_Exercise details:_ Duplicate the records verbatim from the line with "What elements are" to the line with "gold-coin-icon[interactable]: ◉ bbox=[386, 280, 434, 328]", including both of those lines.

_Material for this task:_
-------------------------

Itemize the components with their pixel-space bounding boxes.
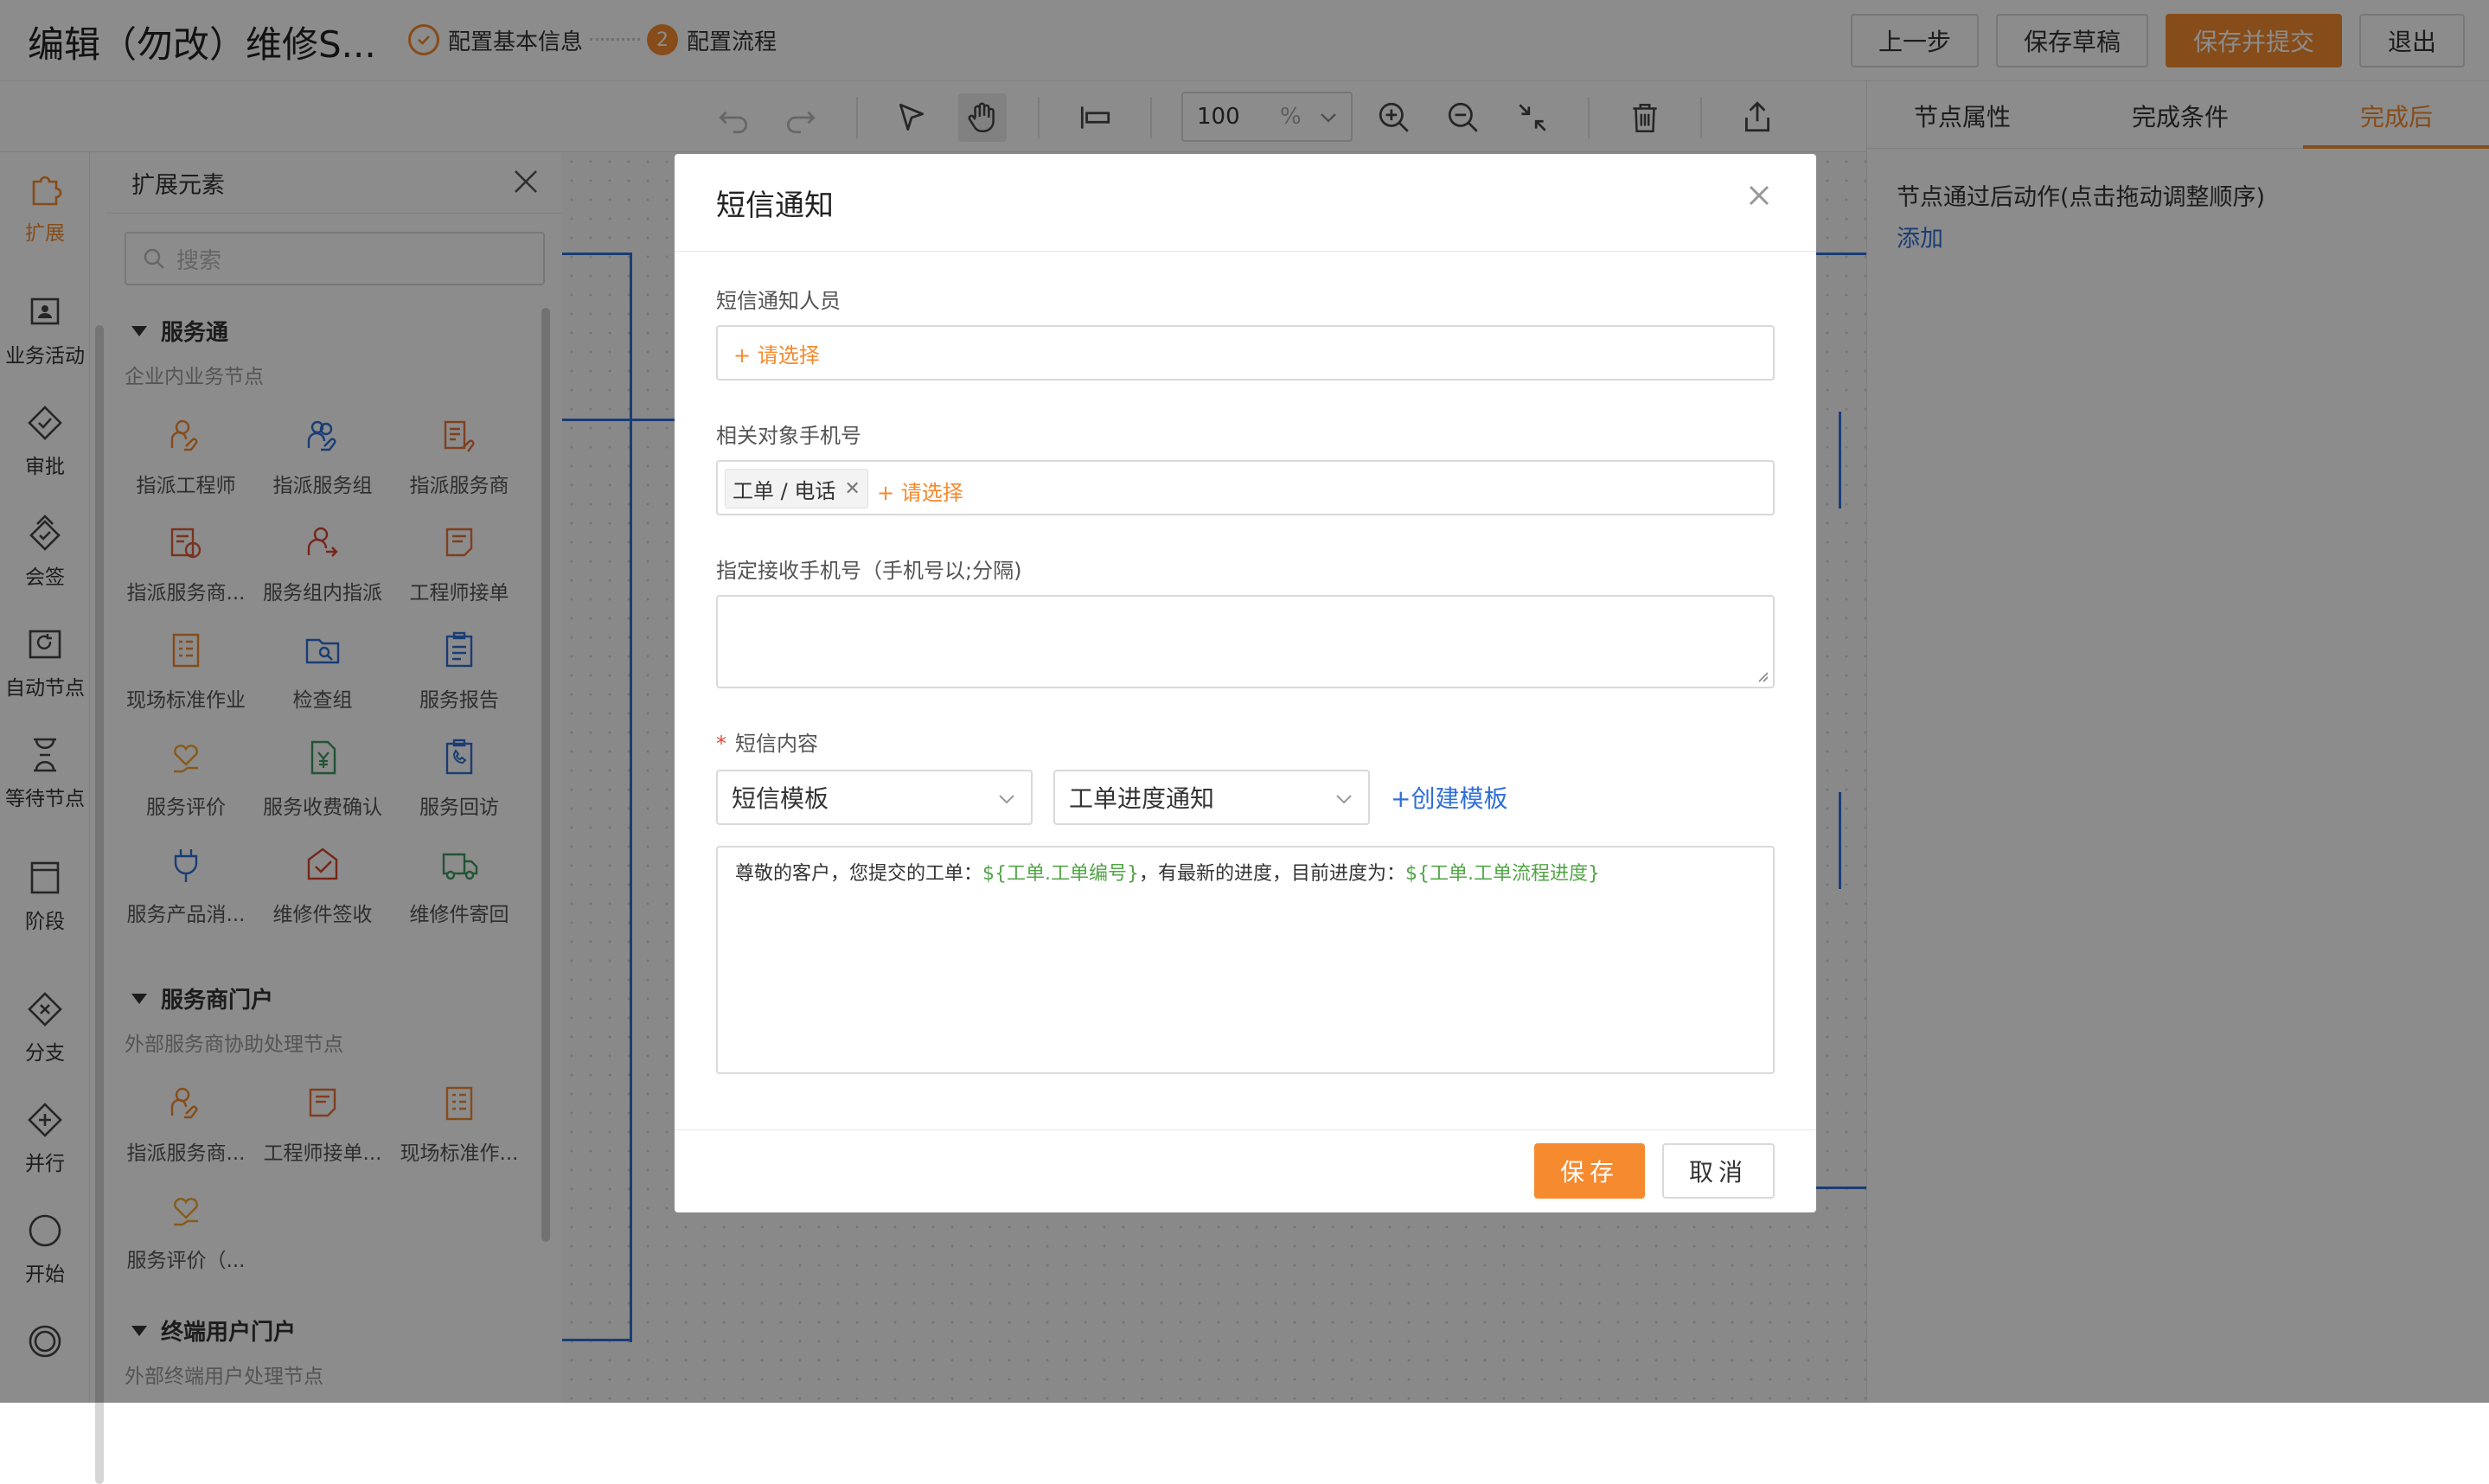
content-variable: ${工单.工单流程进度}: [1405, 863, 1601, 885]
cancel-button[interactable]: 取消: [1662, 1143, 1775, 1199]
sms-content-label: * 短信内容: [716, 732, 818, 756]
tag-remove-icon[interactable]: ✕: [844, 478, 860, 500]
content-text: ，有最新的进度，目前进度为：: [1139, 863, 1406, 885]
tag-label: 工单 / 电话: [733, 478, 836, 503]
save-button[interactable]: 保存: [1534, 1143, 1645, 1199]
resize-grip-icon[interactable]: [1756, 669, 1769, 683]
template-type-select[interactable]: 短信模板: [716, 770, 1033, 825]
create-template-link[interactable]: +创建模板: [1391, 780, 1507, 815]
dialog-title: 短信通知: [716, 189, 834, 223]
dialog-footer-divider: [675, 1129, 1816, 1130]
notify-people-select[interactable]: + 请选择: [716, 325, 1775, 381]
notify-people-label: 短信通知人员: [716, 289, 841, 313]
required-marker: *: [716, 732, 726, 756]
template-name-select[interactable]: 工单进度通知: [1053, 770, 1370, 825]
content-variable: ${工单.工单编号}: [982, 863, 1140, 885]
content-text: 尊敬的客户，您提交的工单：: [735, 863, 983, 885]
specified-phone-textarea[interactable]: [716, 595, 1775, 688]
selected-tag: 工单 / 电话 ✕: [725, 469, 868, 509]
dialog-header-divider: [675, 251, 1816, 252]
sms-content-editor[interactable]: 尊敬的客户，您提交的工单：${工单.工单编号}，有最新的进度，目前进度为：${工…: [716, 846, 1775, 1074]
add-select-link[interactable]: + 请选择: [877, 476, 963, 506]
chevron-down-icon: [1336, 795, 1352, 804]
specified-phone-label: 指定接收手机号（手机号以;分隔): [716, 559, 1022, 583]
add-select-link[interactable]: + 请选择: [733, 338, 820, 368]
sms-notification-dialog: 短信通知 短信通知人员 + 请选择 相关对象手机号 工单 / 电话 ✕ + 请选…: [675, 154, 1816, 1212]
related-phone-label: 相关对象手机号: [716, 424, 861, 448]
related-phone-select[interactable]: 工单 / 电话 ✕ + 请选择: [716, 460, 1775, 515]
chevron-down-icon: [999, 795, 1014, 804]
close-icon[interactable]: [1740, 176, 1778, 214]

-------------------------

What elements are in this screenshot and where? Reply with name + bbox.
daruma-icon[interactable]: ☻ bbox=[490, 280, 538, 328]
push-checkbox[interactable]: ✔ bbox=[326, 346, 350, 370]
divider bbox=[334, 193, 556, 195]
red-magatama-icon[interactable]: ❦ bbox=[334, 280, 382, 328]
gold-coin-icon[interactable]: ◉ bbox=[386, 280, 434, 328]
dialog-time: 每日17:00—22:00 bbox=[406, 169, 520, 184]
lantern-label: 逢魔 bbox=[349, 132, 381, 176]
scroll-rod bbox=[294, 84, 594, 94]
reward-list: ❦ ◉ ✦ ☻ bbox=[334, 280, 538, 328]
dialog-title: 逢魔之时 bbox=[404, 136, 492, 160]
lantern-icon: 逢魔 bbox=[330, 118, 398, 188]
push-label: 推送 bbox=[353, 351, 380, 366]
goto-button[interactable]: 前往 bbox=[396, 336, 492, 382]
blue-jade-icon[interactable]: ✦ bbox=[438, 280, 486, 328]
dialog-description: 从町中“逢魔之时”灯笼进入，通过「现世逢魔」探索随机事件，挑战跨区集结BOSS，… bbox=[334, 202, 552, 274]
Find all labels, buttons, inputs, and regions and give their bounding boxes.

-------------------------

_Answer for this exercise:_
What elements are in this screenshot and where? Reply with name + bbox.
daruma-icon[interactable]: ☻ bbox=[490, 280, 538, 328]
push-checkbox[interactable]: ✔ bbox=[326, 346, 350, 370]
divider bbox=[334, 193, 556, 195]
red-magatama-icon[interactable]: ❦ bbox=[334, 280, 382, 328]
gold-coin-icon[interactable]: ◉ bbox=[386, 280, 434, 328]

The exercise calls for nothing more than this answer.